** Task details **
Copy out all the entries exactly.

[begin Records to process]

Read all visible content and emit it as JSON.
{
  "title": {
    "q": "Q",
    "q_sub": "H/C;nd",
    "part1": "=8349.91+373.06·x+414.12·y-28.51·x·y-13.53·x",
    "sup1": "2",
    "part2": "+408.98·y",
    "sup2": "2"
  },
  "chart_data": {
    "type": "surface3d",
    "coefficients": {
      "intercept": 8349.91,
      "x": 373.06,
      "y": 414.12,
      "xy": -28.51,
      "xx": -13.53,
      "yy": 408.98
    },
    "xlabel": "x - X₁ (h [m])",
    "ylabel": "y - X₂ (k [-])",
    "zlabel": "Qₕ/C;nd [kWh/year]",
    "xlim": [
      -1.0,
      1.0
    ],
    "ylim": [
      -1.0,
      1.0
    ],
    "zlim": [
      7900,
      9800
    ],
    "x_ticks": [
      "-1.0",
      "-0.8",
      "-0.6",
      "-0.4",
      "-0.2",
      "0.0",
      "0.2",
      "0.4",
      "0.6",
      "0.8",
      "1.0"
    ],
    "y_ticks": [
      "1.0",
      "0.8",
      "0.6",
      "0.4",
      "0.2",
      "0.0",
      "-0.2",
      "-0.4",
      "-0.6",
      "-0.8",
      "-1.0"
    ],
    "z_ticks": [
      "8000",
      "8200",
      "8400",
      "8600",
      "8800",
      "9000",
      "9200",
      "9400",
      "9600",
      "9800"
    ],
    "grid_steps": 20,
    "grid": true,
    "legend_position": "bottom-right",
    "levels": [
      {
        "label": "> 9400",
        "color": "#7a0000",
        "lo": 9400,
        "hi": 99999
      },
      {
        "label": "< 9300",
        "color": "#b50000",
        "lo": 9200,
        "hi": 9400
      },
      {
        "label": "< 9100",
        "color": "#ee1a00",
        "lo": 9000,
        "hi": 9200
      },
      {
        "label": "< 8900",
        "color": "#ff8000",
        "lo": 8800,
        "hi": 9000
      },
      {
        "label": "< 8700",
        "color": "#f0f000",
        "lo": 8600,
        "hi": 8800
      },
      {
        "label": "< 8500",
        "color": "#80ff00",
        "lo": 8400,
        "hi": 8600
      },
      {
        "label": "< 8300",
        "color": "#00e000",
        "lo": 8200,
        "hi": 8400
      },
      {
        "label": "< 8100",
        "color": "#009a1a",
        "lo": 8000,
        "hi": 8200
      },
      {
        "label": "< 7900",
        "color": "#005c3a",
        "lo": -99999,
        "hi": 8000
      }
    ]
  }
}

[end Records to process]

** Solution **
Read all visible content and emit it as JSON.
{
  "title": {
    "q": "Q",
    "q_sub": "H/C;nd",
    "part1": "=8349.91+373.06·x+414.12·y-28.51·x·y-13.53·x",
    "sup1": "2",
    "part2": "+408.98·y",
    "sup2": "2"
  },
  "chart_data": {
    "type": "surface3d",
    "coefficients": {
      "intercept": 8349.91,
      "x": 373.06,
      "y": 414.12,
      "xy": -28.51,
      "xx": -13.53,
      "yy": 408.98
    },
    "xlabel": "x - X₁ (h [m])",
    "ylabel": "y - X₂ (k [-])",
    "zlabel": "Qₕ/C;nd [kWh/year]",
    "xlim": [
      -1.0,
      1.0
    ],
    "ylim": [
      -1.0,
      1.0
    ],
    "zlim": [
      7900,
      9800
    ],
    "x_ticks": [
      "-1.0",
      "-0.8",
      "-0.6",
      "-0.4",
      "-0.2",
      "0.0",
      "0.2",
      "0.4",
      "0.6",
      "0.8",
      "1.0"
    ],
    "y_ticks": [
      "1.0",
      "0.8",
      "0.6",
      "0.4",
      "0.2",
      "0.0",
      "-0.2",
      "-0.4",
      "-0.6",
      "-0.8",
      "-1.0"
    ],
    "z_ticks": [
      "8000",
      "8200",
      "8400",
      "8600",
      "8800",
      "9000",
      "9200",
      "9400",
      "9600",
      "9800"
    ],
    "grid_steps": 20,
    "grid": true,
    "legend_position": "bottom-right",
    "levels": [
      {
        "label": "> 9400",
        "color": "#7a0000",
        "lo": 9400,
        "hi": 99999
      },
      {
        "label": "< 9300",
        "color": "#b50000",
        "lo": 9200,
        "hi": 9400
      },
      {
        "label": "< 9100",
        "color": "#ee1a00",
        "lo": 9000,
        "hi": 9200
      },
      {
        "label": "< 8900",
        "color": "#ff8000",
        "lo": 8800,
        "hi": 9000
      },
      {
        "label": "< 8700",
        "color": "#f0f000",
        "lo": 8600,
        "hi": 8800
      },
      {
        "label": "< 8500",
        "color": "#80ff00",
        "lo": 8400,
        "hi": 8600
      },
      {
        "label": "< 8300",
        "color": "#00e000",
        "lo": 8200,
        "hi": 8400
      },
      {
        "label": "< 8100",
        "color": "#009a1a",
        "lo": 8000,
        "hi": 8200
      },
      {
        "label": "< 7900",
        "color": "#005c3a",
        "lo": -99999,
        "hi": 8000
      }
    ]
  }
}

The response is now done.